FRAGMENTO DEL DOCUMENTO:
○ ○ ○ ○

Destino. ¿Existe? O es un labrado, es un diario caminar, un diario plantar. O es que estamos condicionados por algo, por una ruta ya escrita, por un mandato divino. Permanecer y resistir. O modificar y transgredir. ¿Qué es el destino?

Dios. O varios. Un ser supremo que nos vigila, que nos legó la vida y al cual pertenecemos en obediencia y en rebeldía. Lo sagrado, lo incorruptible. La historia de una generación desbordada por la religión y la adoración.

Saramago (José, Nobel de Literatura) escribió versiones alternativas de la Biblia, el manuscrito eterno. El primero: El Evangelio según Jesucristo. El segundo: Caín. En ambas novelas los personajes míticos de las sagradas escrituras (en el primero Jesús y sus apóstoles, es decir el Nuevo Testamento; en el segundo el primero, el del Génesis y el del Éxodo, el del fratricidio, la manzana del pecado y el mar que se parte en dos: el Antiguo Testamento) muestran otras caras además de las conocidas, de las contadas, de las fabuladas. Un Caín que, después de ser aborrecido por Dios tras haber asesinado a su hermano Abel, debe transitar por el mundo, por la tierra que pertenece a sus pies, y conocer los milagros y odios de un ser que analiza y desborda su furia desde el cielo. Lluvia de sangre, lluvia de fuego. La aniquilación de Sodoma y Gomorra. La aniquilación de un pueblo. La inundación.

○ ○ ○ ○

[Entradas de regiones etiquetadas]

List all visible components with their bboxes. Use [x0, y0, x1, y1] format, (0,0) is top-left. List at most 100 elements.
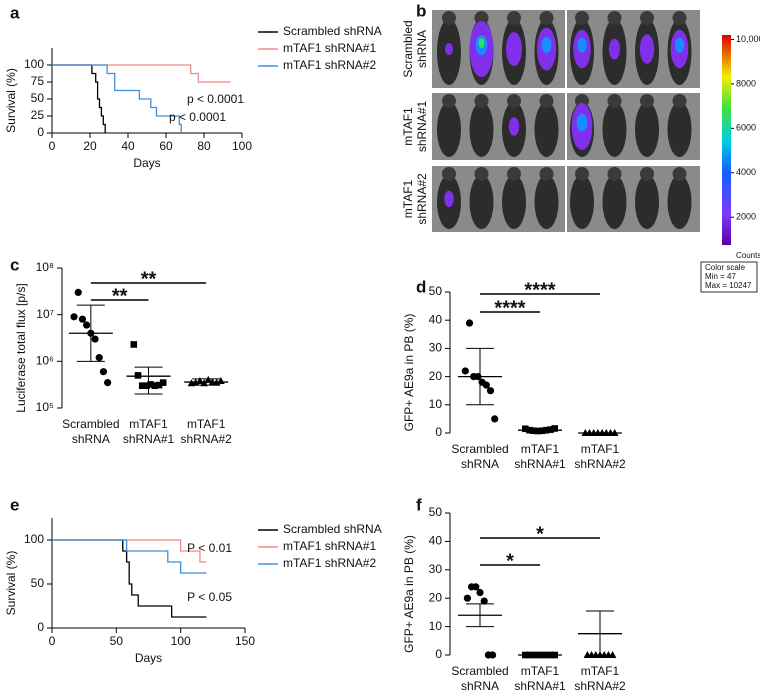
data-point	[476, 588, 484, 597]
data-point	[155, 381, 163, 389]
data-point	[91, 335, 99, 343]
y-tick-label: 10⁵	[36, 400, 54, 414]
y-axis-label: GFP+ AE9a in PB (%)	[402, 314, 416, 432]
colorbar-tick-label: 10,000	[736, 34, 760, 44]
mouse	[635, 102, 659, 157]
survival-curve	[52, 539, 207, 563]
color-scale-text: Max = 10247	[705, 281, 752, 290]
signal	[444, 190, 454, 208]
signal-core	[576, 113, 588, 132]
y-tick-label: 10⁶	[36, 354, 54, 368]
color-scale-text: Color scale	[705, 263, 746, 272]
data-point	[95, 354, 103, 362]
y-tick-label: 100	[24, 57, 44, 71]
data-point	[70, 313, 78, 321]
y-tick-label: 50	[429, 505, 443, 519]
significance-stars: *	[536, 523, 544, 545]
mouse-head	[607, 167, 622, 181]
mouse-head	[672, 94, 687, 108]
data-point	[534, 427, 542, 435]
colorbar-label: Counts	[736, 251, 760, 260]
y-tick-label: 20	[429, 590, 443, 604]
data-point	[143, 382, 150, 390]
mouse-head	[640, 94, 654, 108]
color-scale-box	[700, 261, 758, 293]
data-point	[522, 425, 529, 433]
legend-label: mTAF1 shRNA#2	[283, 58, 376, 72]
legend-label: mTAF1 shRNA#1	[283, 539, 376, 553]
row-label: shRNA#2	[415, 173, 429, 225]
x-tick-label: 0	[49, 634, 56, 648]
data-point	[486, 387, 495, 395]
data-point	[472, 583, 480, 591]
y-tick-label: 40	[429, 534, 443, 548]
mouse	[469, 175, 494, 229]
mouse-head	[474, 94, 489, 108]
y-tick-label: 30	[429, 562, 443, 576]
signal	[608, 38, 621, 60]
x-tick-label: 40	[121, 139, 135, 153]
signal	[445, 43, 453, 55]
panel-letter: a	[10, 3, 20, 22]
row-label: shRNA	[415, 30, 429, 68]
x-tick-label: shRNA#2	[574, 679, 626, 693]
signal-core	[674, 37, 685, 53]
survival-curve	[52, 64, 231, 83]
mouse-head	[507, 167, 521, 181]
mouse-head	[474, 11, 489, 25]
signal-core	[577, 37, 587, 53]
colorbar-tick-label: 6000	[736, 123, 756, 133]
y-axis-label: GFP+ AE9a in PB (%)	[402, 535, 416, 653]
p-value: P < 0.05	[187, 590, 232, 604]
y-tick-label: 10⁷	[36, 307, 54, 321]
row-label: mTAF1	[401, 179, 415, 218]
mouse-head	[539, 11, 554, 25]
y-tick-label: 10⁸	[36, 260, 54, 274]
data-point	[491, 415, 499, 423]
mouse-head	[640, 11, 654, 25]
y-tick-label: 75	[31, 74, 45, 88]
p-value: p < 0.0001	[187, 92, 244, 106]
data-point	[551, 425, 558, 432]
mouse	[534, 175, 559, 229]
panel-letter: c	[10, 255, 19, 274]
data-point	[83, 321, 91, 329]
data-point	[138, 382, 146, 390]
mouse-head	[607, 94, 622, 108]
p-value: P < 0.01	[187, 541, 232, 555]
significance-stars: *	[506, 550, 514, 572]
x-tick-label: mTAF1	[581, 664, 620, 678]
x-tick-label: Scrambled	[62, 417, 119, 431]
panel-letter: d	[416, 277, 426, 296]
significance-stars: ****	[524, 279, 555, 301]
color-scale-text: Min = 47	[705, 272, 736, 281]
mouse-head	[640, 167, 654, 181]
y-axis-label: Survival (%)	[4, 68, 18, 133]
x-tick-label: shRNA#1	[514, 457, 566, 471]
survival-curve	[52, 64, 106, 133]
y-axis-label: Survival (%)	[4, 551, 18, 616]
mouse	[602, 175, 627, 229]
x-tick-label: mTAF1	[521, 664, 560, 678]
data-point	[99, 368, 108, 376]
data-point	[482, 381, 490, 389]
data-point	[151, 382, 159, 390]
data-point	[104, 379, 112, 387]
x-tick-label: Scrambled	[451, 664, 508, 678]
signal-hot	[478, 38, 485, 48]
x-tick-label: mTAF1	[521, 442, 560, 456]
p-value: p < 0.0001	[169, 110, 226, 124]
x-tick-label: 80	[197, 139, 211, 153]
x-tick-label: mTAF1	[187, 417, 226, 431]
y-tick-label: 10	[429, 397, 443, 411]
legend-label: mTAF1 shRNA#2	[283, 556, 376, 570]
data-point	[134, 372, 142, 379]
mouse-head	[507, 94, 521, 108]
mouse-head	[575, 11, 589, 25]
y-tick-label: 25	[31, 108, 45, 122]
significance-stars: ****	[494, 297, 525, 319]
mouse-head	[539, 94, 554, 108]
x-tick-label: 100	[232, 139, 252, 153]
mouse	[437, 102, 461, 157]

○ ○ ○ ○

LO QUE SE PIDE: Por favor, imprime sin ningún cambio la parte del texto sobre el destino y Dios que va desde "Saramago (José, Nobel" hasta "pueblo. La inundación.".

RESPUESTA ESCRITA:
Saramago (José, Nobel de Literatura) escribió versiones alternativas de la Biblia, el manuscrito eterno. El primero: El Evangelio según Jesucristo. El segundo: Caín. En ambas novelas los personajes míticos de las sagradas escrituras (en el primero Jesús y sus apóstoles, es decir el Nuevo Testamento; en el segundo el primero, el del Génesis y el del Éxodo, el del fratricidio, la manzana del pecado y el mar que se parte en dos: el Antiguo Testamento) muestran otras caras además de las conocidas, de las contadas, de las fabuladas. Un Caín que, después de ser aborrecido por Dios tras haber asesinado a su hermano Abel, debe transitar por el mundo, por la tierra que pertenece a sus pies, y conocer los milagros y odios de un ser que analiza y desborda su furia desde el cielo. Lluvia de sangre, lluvia de fuego. La aniquilación de Sodoma y Gomorra. La aniquilación de un pueblo. La inundación.